-------- ENTRIES PROVIDED
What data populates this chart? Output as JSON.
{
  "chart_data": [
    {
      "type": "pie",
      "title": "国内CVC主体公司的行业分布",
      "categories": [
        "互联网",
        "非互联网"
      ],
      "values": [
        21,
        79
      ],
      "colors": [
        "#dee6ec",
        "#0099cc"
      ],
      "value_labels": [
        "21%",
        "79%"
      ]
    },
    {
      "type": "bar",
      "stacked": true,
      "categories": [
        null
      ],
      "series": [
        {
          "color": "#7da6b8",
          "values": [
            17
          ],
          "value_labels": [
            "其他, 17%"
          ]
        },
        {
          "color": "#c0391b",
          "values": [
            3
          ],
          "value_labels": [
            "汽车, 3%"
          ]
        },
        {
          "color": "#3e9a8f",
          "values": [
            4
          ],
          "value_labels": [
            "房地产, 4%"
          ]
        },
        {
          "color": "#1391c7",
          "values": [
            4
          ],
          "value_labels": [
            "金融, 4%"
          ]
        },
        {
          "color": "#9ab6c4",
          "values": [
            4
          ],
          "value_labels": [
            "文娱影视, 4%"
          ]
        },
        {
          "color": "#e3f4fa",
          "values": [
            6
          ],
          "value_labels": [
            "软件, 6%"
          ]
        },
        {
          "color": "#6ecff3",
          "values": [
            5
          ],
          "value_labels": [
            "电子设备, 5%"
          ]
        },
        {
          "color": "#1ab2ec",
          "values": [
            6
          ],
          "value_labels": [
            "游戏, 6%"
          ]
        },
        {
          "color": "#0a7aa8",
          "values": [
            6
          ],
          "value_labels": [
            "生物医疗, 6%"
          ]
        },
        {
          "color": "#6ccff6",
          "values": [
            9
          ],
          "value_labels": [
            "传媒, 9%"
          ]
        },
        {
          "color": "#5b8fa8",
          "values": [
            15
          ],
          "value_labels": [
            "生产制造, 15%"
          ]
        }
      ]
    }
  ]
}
----------------
-------- ENTRIES PROVIDED
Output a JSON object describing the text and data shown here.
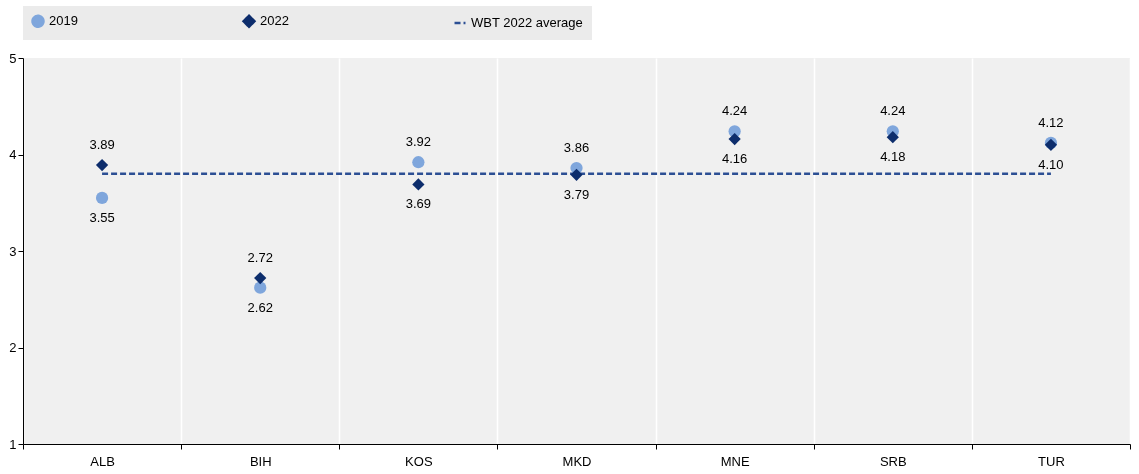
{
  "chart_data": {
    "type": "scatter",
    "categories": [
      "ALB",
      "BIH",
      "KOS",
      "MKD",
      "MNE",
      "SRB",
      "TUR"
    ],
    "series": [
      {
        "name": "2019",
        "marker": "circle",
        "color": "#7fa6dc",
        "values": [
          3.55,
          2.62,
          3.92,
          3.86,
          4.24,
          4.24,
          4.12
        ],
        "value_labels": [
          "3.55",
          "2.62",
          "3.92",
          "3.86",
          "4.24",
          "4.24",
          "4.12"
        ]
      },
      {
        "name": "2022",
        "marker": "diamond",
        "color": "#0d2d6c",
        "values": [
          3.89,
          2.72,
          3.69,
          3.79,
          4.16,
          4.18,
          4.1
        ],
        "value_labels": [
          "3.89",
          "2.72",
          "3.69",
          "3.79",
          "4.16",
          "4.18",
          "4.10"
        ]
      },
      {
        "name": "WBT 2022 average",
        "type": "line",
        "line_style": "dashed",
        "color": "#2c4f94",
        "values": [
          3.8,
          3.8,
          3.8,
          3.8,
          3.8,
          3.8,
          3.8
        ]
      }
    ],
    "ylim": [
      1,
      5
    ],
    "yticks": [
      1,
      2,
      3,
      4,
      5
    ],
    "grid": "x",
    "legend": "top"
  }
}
----------------
EXERCISE DIRECTIONS ->
Each line above that includes "Output" should be shown.

TASK RESPONSE ->
What data populates this chart? Output as JSON.
Output a JSON object describing the text and data shown here.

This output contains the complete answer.